** Begin **

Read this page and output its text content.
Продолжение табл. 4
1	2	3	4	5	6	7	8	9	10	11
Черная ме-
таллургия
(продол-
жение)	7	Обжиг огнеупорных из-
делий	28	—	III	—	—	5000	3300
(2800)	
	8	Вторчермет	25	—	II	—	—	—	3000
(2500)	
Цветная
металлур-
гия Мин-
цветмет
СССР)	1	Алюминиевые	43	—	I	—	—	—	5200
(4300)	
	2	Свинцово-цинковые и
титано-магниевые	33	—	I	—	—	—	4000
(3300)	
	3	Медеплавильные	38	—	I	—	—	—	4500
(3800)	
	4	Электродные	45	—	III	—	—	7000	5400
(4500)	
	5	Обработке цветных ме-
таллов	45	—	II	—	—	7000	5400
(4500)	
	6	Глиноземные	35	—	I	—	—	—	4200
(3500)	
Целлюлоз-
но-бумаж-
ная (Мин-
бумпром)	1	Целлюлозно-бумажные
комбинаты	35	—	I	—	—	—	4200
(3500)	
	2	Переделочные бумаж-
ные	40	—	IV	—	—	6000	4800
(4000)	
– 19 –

** End **

Retype all of the material, keeping each line exact.

- **REPLY TO THE TASK**
Read this page and output its text content.
Продолжение табл. 4
1	2	3	4	5	6	7	8	9	10	11
Черная ме-
таллургия
(продол-
жение)	7	Обжиг огнеупорных из-
делий	28	—	III	—	—	5000	3300
(2800)	
	8	Вторчермет	25	—	II	—	—	—	3000
(2500)	
Цветная
металлур-
гия Мин-
цветмет
СССР)	1	Алюминиевые	43	—	I	—	—	—	5200
(4300)	
	2	Свинцово-цинковые и
титано-магниевые	33	—	I	—	—	—	4000
(3300)	
	3	Медеплавильные	38	—	I	—	—	—	4500
(3800)	
	4	Электродные	45	—	III	—	—	7000	5400
(4500)	
	5	Обработке цветных ме-
таллов	45	—	II	—	—	7000	5400
(4500)	
	6	Глиноземные	35	—	I	—	—	—	4200
(3500)	
Целлюлоз-
но-бумаж-
ная (Мин-
бумпром)	1	Целлюлозно-бумажные
комбинаты	35	—	I	—	—	—	4200
(3500)	
	2	Переделочные бумаж-
ные	40	—	IV	—	—	6000	4800
(4000)	
– 19 –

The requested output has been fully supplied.